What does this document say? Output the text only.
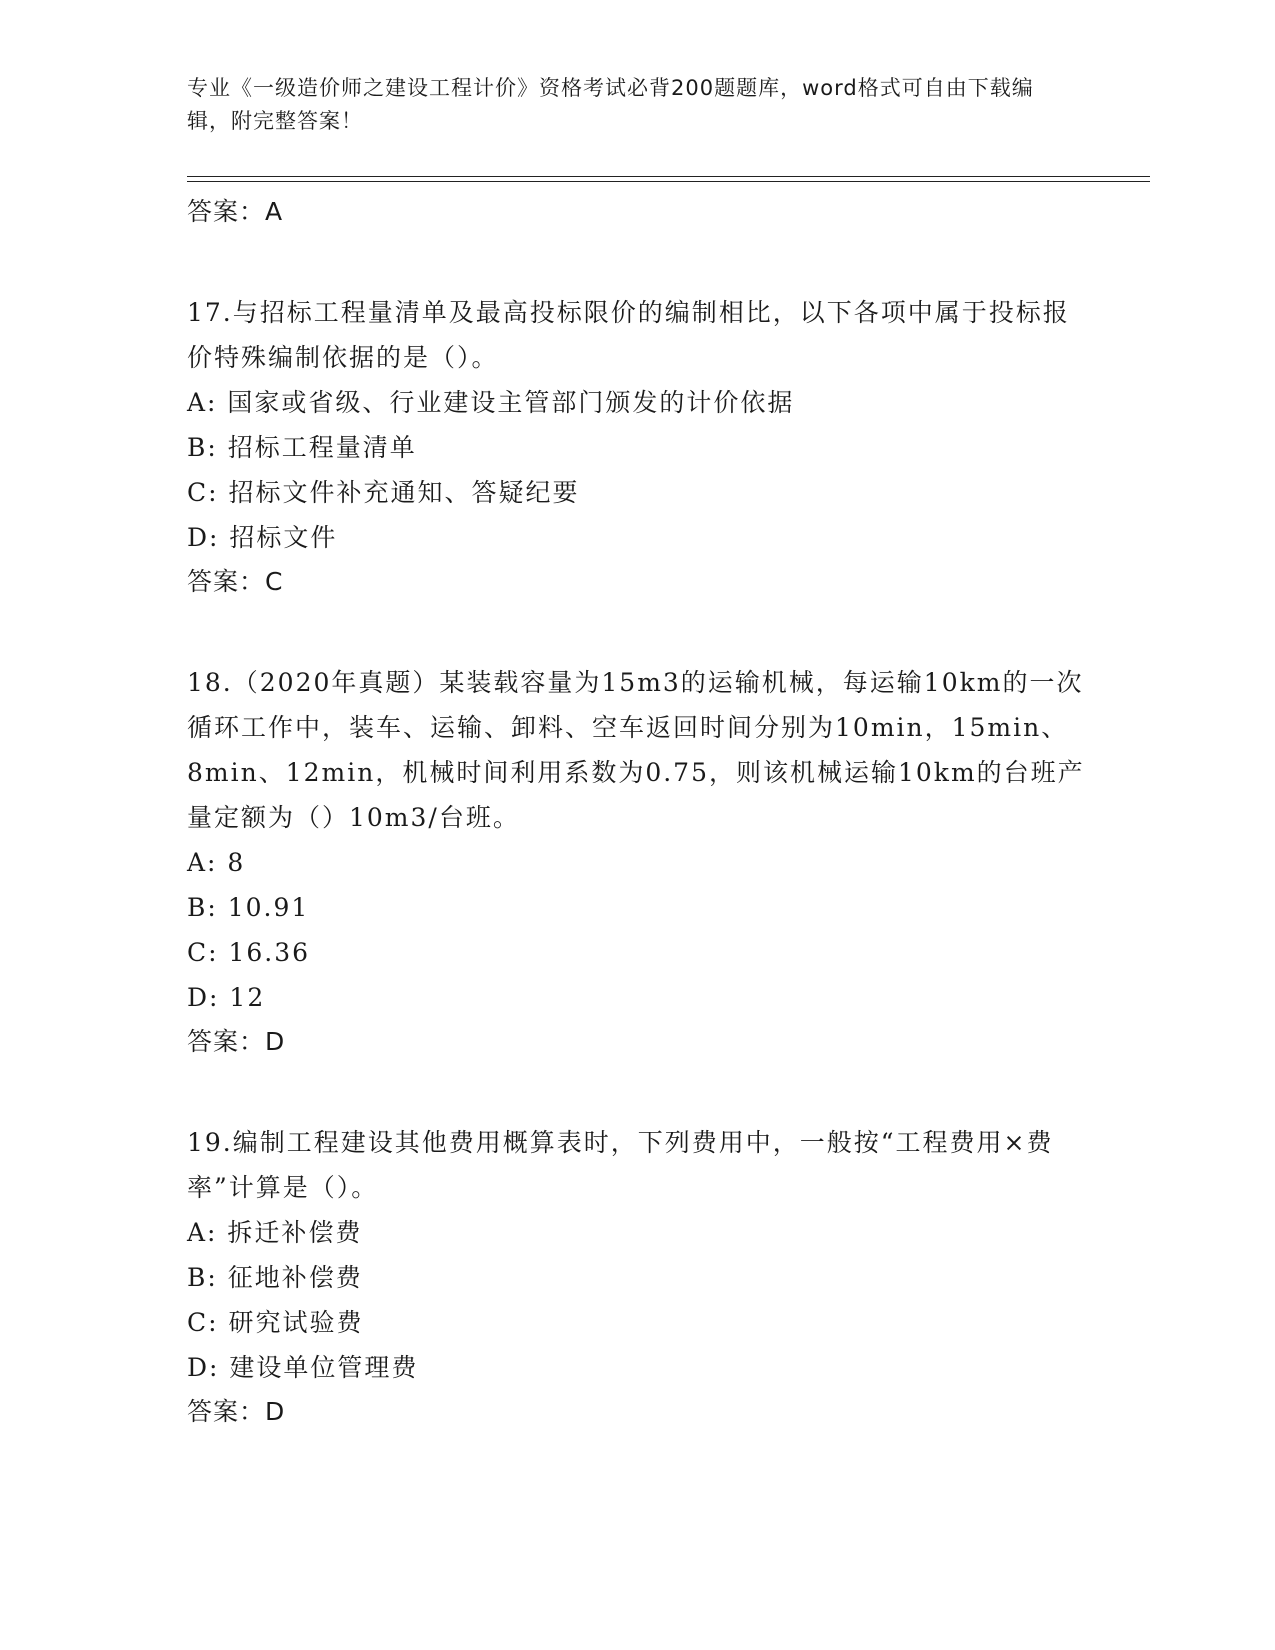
专业《一级造价师之建设工程计价》资格考试必背200题题库，word格式可自由下载编辑，附完整答案！
答案：A
17.与招标工程量清单及最高投标限价的编制相比，以下各项中属于投标报价特殊编制依据的是（）。
A: 国家或省级、行业建设主管部门颁发的计价依据
B: 招标工程量清单
C: 招标文件补充通知、答疑纪要
D: 招标文件
答案：C
18.（2020年真题）某装载容量为15m3的运输机械，每运输10km的一次循环工作中，装车、运输、卸料、空车返回时间分别为10min，15min、8min、12min，机械时间利用系数为0.75，则该机械运输10km的台班产量定额为（）10m3/台班。
A: 8
B: 10.91
C: 16.36
D: 12
答案：D
19.编制工程建设其他费用概算表时，下列费用中，一般按“工程费用×费率”计算是（）。
A: 拆迁补偿费
B: 征地补偿费
C: 研究试验费
D: 建设单位管理费
答案：D
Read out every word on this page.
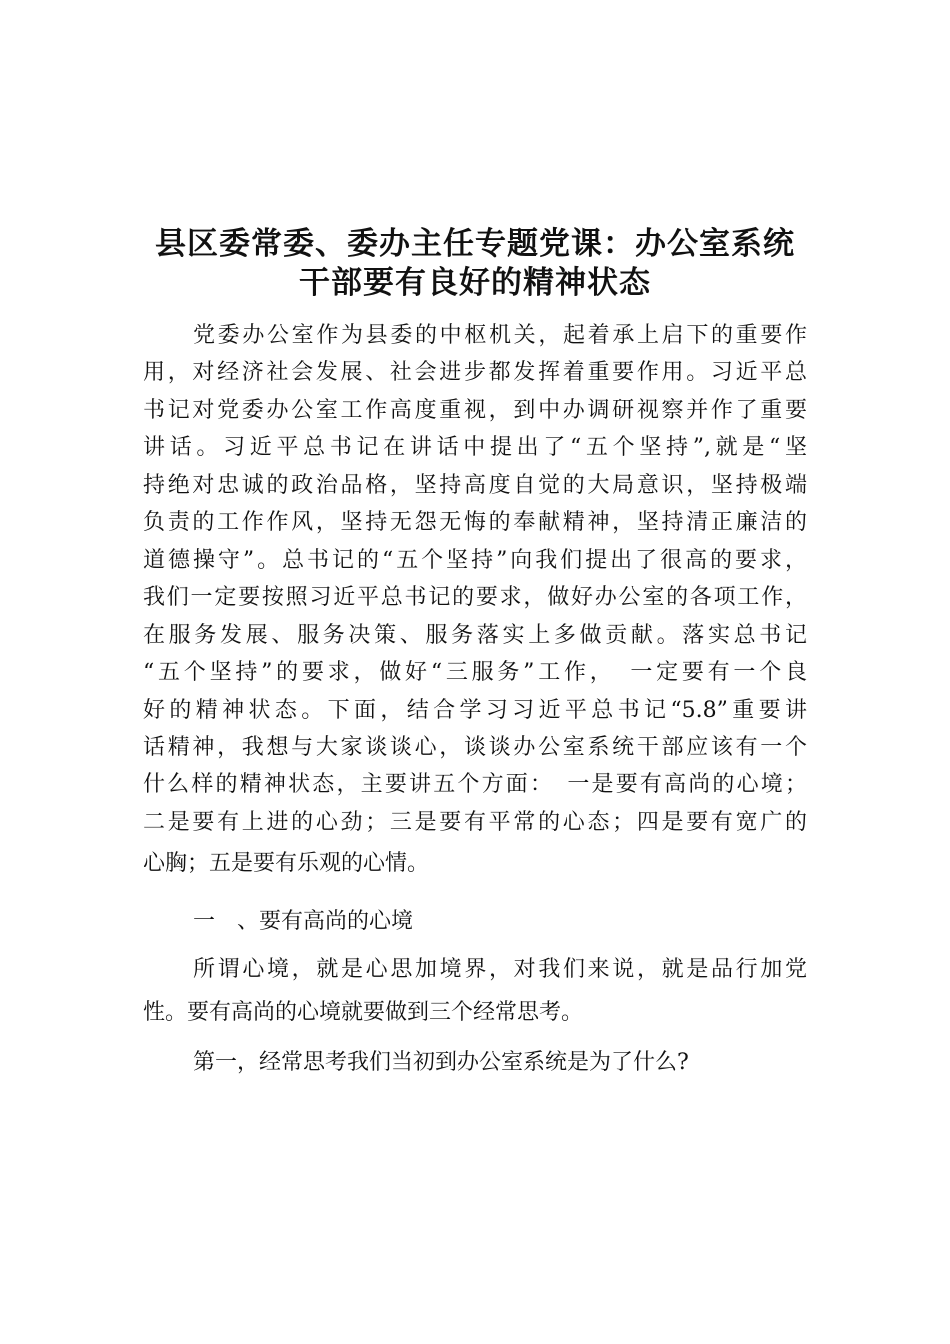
县区委常委、委办主任专题党课：办公室系统
干部要有良好的精神状态
党委办公室作为县委的中枢机关，起着承上启下的重要作
用，对经济社会发展、社会进步都发挥着重要作用。习近平总
书记对党委办公室工作高度重视，到中办调研视察并作了重要
讲话。习近平总书记在讲话中提出了“五个坚持”,就是“坚
持绝对忠诚的政治品格，坚持高度自觉的大局意识，坚持极端
负责的工作作风，坚持无怨无悔的奉献精神，坚持清正廉洁的
道德操守”。总书记的“五个坚持”向我们提出了很高的要求，
我们一定要按照习近平总书记的要求，做好办公室的各项工作，
在服务发展、服务决策、服务落实上多做贡献。落实总书记
“五个坚持”的要求，做好“三服务”工作，　一定要有一个良
好的精神状态。下面，结合学习习近平总书记“5.8”重要讲
话精神，我想与大家谈谈心，谈谈办公室系统干部应该有一个
什么样的精神状态，主要讲五个方面：　一是要有高尚的心境；
二是要有上进的心劲；三是要有平常的心态；四是要有宽广的
心胸；五是要有乐观的心情。
一　、要有高尚的心境
所谓心境，就是心思加境界，对我们来说，就是品行加党
性。要有高尚的心境就要做到三个经常思考。
第一，经常思考我们当初到办公室系统是为了什么?
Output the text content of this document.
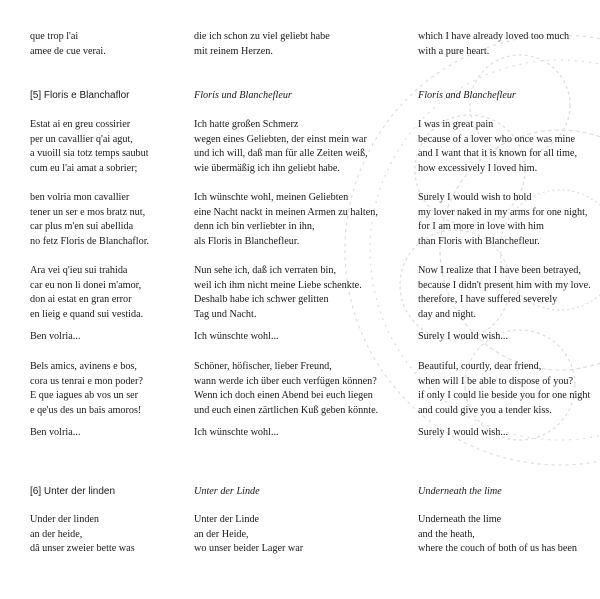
que trop l'ai
amee de cue verai.
[5] Floris e Blanchaflor
Estat ai en greu cossirier
per un cavallier q'ai agut,
a vuoill sia totz temps saubut
cum eu l'ai amat a sobrier;
ben volria mon cavallier
tener un ser e mos bratz nut,
car plus m'en sui abellida
no fetz Floris de Blanchaflor.
Ara vei q'ieu sui trahida
car eu non li donei m'amor,
don ai estat en gran error
en lieig e quand sui vestida.
Ben volria...
Bels amics, avinens e bos,
cora us tenrai e mon poder?
E que iagues ab vos un ser
e qe'us des un bais amoros!
Ben volria...
[6] Unter der linden
Under der linden
an der heide,
dâ unser zweier bette was
die ich schon zu viel geliebt habe
mit reinem Herzen.
Floris und Blanchefleur
Ich hatte großen Schmerz
wegen eines Geliebten, der einst mein war
und ich will, daß man für alle Zeiten weiß,
wie übermäßig ich ihn geliebt habe.
Ich wünschte wohl, meinen Geliebten
eine Nacht nackt in meinen Armen zu halten,
denn ich bin verliebter in ihn,
als Floris in Blanchefleur.
Nun sehe ich, daß ich verraten bin,
weil ich ihm nicht meine Liebe schenkte.
Deshalb habe ich schwer gelitten
Tag und Nacht.
Ich wünschte wohl...
Schöner, höfischer, lieber Freund,
wann werde ich über euch verfügen können?
Wenn ich doch einen Abend bei euch liegen
und euch einen zärtlichen Kuß geben könnte.
Ich wünschte wohl...
Unter der Linde
Unter der Linde
an der Heide,
wo unser beider Lager war
which I have already loved too much
with a pure heart.
Floris and Blanchefleur
I was in great pain
because of a lover who once was mine
and I want that it is known for all time,
how excessively I loved him.
Surely I would wish to hold
my lover naked in my arms for one night,
for I am more in love with him
than Floris with Blanchefleur.
Now I realize that I have been betrayed,
because I didn't present him with my love.
therefore, I have suffered severely
day and night.
Surely I would wish...
Beautiful, courtly, dear friend,
when will I be able to dispose of you?
if only I could lie beside you for one night
and could give you a tender kiss.
Surely I would wish...
Underneath the lime
Underneath the lime
and the heath,
where the couch of both of us has been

-- Required work --
Repeat the data exactly, without the pictures.

-- Result for this task --
What does this document say? Output the text only.
专业《一级造价师之建设工程计价》资格考试必背200题题库，word格式可自由下载编辑，附完整答案！
答案：A
17.与招标工程量清单及最高投标限价的编制相比，以下各项中属于投标报价特殊编制依据的是（）。
A: 国家或省级、行业建设主管部门颁发的计价依据
B: 招标工程量清单
C: 招标文件补充通知、答疑纪要
D: 招标文件
答案：C
18.（2020年真题）某装载容量为15m3的运输机械，每运输10km的一次循环工作中，装车、运输、卸料、空车返回时间分别为10min，15min、8min、12min，机械时间利用系数为0.75，则该机械运输10km的台班产量定额为（）10m3/台班。
A: 8
B: 10.91
C: 16.36
D: 12
答案：D
19.编制工程建设其他费用概算表时，下列费用中，一般按“工程费用×费率”计算是（）。
A: 拆迁补偿费
B: 征地补偿费
C: 研究试验费
D: 建设单位管理费
答案：D
Read out every word on this page.
县区委常委、委办主任专题党课：办公室系统
干部要有良好的精神状态
党委办公室作为县委的中枢机关，起着承上启下的重要作
用，对经济社会发展、社会进步都发挥着重要作用。习近平总
书记对党委办公室工作高度重视，到中办调研视察并作了重要
讲话。习近平总书记在讲话中提出了“五个坚持”,就是“坚
持绝对忠诚的政治品格，坚持高度自觉的大局意识，坚持极端
负责的工作作风，坚持无怨无悔的奉献精神，坚持清正廉洁的
道德操守”。总书记的“五个坚持”向我们提出了很高的要求，
我们一定要按照习近平总书记的要求，做好办公室的各项工作，
在服务发展、服务决策、服务落实上多做贡献。落实总书记
“五个坚持”的要求，做好“三服务”工作，　一定要有一个良
好的精神状态。下面，结合学习习近平总书记“5.8”重要讲
话精神，我想与大家谈谈心，谈谈办公室系统干部应该有一个
什么样的精神状态，主要讲五个方面：　一是要有高尚的心境；
二是要有上进的心劲；三是要有平常的心态；四是要有宽广的
心胸；五是要有乐观的心情。
一　、要有高尚的心境
所谓心境，就是心思加境界，对我们来说，就是品行加党
性。要有高尚的心境就要做到三个经常思考。
第一，经常思考我们当初到办公室系统是为了什么?
Output the text content of this document.
que trop l'ai
amee de cue verai.
[5] Floris e Blanchaflor
Estat ai en greu cossirier
per un cavallier q'ai agut,
a vuoill sia totz temps saubut
cum eu l'ai amat a sobrier;
ben volria mon cavallier
tener un ser e mos bratz nut,
car plus m'en sui abellida
no fetz Floris de Blanchaflor.
Ara vei q'ieu sui trahida
car eu non li donei m'amor,
don ai estat en gran error
en lieig e quand sui vestida.
Ben volria...
Bels amics, avinens e bos,
cora us tenrai e mon poder?
E que iagues ab vos un ser
e qe'us des un bais amoros!
Ben volria...
[6] Unter der linden
Under der linden
an der heide,
dâ unser zweier bette was
die ich schon zu viel geliebt habe
mit reinem Herzen.
Floris und Blanchefleur
Ich hatte großen Schmerz
wegen eines Geliebten, der einst mein war
und ich will, daß man für alle Zeiten weiß,
wie übermäßig ich ihn geliebt habe.
Ich wünschte wohl, meinen Geliebten
eine Nacht nackt in meinen Armen zu halten,
denn ich bin verliebter in ihn,
als Floris in Blanchefleur.
Nun sehe ich, daß ich verraten bin,
weil ich ihm nicht meine Liebe schenkte.
Deshalb habe ich schwer gelitten
Tag und Nacht.
Ich wünschte wohl...
Schöner, höfischer, lieber Freund,
wann werde ich über euch verfügen können?
Wenn ich doch einen Abend bei euch liegen
und euch einen zärtlichen Kuß geben könnte.
Ich wünschte wohl...
Unter der Linde
Unter der Linde
an der Heide,
wo unser beider Lager war
which I have already loved too much
with a pure heart.
Floris and Blanchefleur
I was in great pain
because of a lover who once was mine
and I want that it is known for all time,
how excessively I loved him.
Surely I would wish to hold
my lover naked in my arms for one night,
for I am more in love with him
than Floris with Blanchefleur.
Now I realize that I have been betrayed,
because I didn't present him with my love.
therefore, I have suffered severely
day and night.
Surely I would wish...
Beautiful, courtly, dear friend,
when will I be able to dispose of you?
if only I could lie beside you for one night
and could give you a tender kiss.
Surely I would wish...
Underneath the lime
Underneath the lime
and the heath,
where the couch of both of us has been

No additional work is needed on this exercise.